Exercise requirements -
Scan the listing below and copy every line holding "long".

Provided records -

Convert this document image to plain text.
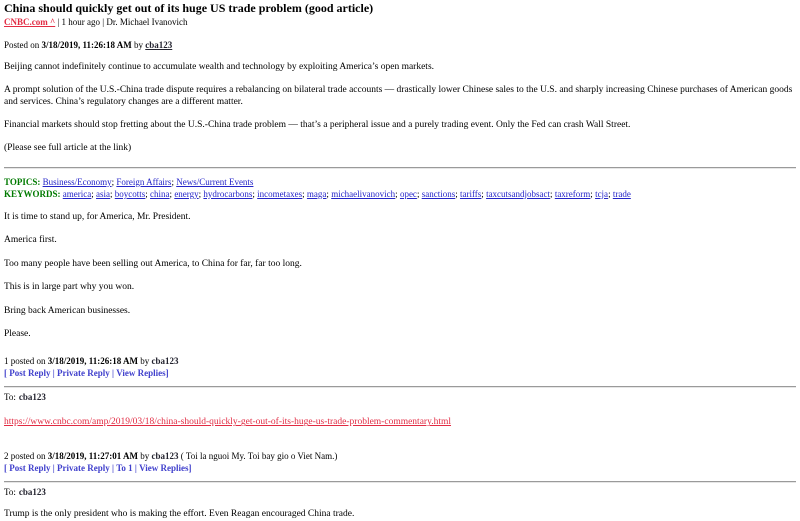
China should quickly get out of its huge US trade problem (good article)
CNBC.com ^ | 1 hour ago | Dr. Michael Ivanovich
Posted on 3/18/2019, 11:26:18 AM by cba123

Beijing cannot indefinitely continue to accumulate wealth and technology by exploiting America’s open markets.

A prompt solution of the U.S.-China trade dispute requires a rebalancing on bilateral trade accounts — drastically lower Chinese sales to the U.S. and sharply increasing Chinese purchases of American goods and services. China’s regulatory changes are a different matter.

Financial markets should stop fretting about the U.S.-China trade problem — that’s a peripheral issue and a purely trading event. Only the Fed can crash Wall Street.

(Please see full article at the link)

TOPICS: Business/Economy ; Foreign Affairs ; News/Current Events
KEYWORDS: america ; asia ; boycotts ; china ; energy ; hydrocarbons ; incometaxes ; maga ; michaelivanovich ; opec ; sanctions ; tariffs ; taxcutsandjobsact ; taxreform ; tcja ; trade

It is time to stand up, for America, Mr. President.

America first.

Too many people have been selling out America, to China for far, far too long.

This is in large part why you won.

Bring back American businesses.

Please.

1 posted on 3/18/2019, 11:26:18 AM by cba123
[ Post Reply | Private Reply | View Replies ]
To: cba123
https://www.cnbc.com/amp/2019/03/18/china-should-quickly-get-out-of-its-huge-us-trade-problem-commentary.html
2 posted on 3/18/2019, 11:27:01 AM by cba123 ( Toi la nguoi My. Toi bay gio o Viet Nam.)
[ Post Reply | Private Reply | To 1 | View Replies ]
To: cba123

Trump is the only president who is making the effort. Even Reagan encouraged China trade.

==

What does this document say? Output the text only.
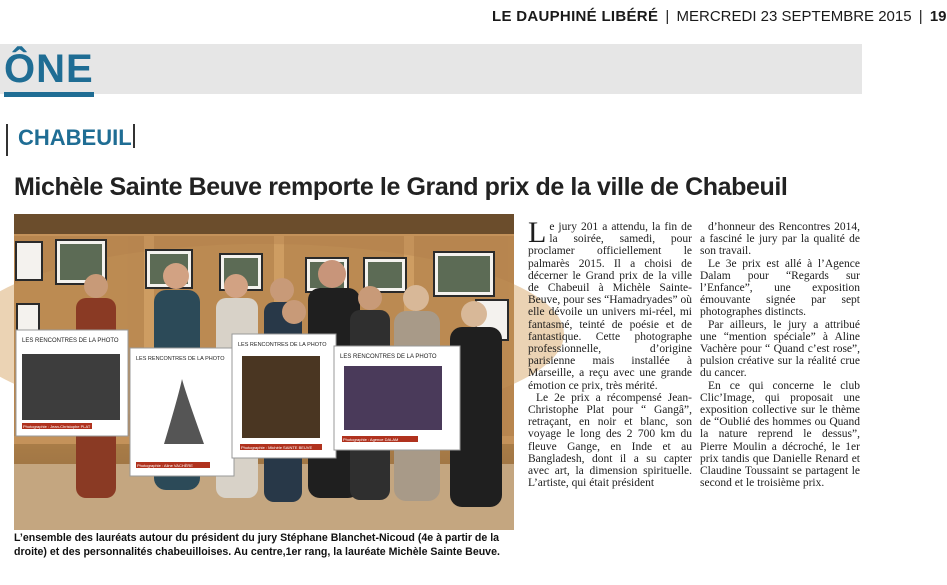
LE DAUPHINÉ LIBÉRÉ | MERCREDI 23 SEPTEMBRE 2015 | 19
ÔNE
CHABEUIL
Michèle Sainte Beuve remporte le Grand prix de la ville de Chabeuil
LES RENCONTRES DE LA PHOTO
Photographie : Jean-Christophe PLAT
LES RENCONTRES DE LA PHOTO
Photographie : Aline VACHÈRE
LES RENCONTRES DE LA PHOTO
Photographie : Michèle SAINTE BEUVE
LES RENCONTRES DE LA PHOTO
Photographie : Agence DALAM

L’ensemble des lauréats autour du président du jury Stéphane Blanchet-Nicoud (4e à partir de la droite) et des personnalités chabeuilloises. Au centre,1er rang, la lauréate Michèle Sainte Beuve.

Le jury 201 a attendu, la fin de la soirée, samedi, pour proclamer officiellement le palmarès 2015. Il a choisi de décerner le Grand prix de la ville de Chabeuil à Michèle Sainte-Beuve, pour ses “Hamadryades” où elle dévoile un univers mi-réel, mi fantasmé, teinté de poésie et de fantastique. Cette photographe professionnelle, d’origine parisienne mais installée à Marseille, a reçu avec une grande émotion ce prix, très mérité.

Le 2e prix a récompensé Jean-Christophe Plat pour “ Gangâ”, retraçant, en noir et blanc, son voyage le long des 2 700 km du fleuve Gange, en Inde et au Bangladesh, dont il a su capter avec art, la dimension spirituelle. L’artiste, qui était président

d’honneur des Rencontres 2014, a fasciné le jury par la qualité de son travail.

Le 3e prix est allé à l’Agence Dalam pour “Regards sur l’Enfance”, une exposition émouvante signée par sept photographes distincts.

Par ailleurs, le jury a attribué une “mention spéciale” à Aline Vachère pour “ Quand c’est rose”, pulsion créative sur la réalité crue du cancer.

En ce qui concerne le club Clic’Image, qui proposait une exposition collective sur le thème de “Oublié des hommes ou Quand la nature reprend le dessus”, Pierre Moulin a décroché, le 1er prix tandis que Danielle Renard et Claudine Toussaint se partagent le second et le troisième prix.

Answer to this exercise -
Too many people have been selling out America, to China for far, far too long.
Le 2e prix a récompensé Jean-Christophe Plat pour “ Gangâ”, retraçant, en noir et blanc, son voyage le long des 2 700 km du fleuve Gange, en Inde et au Bangladesh, dont il a su capter avec art, la dimension spirituelle. L’artiste, qui était président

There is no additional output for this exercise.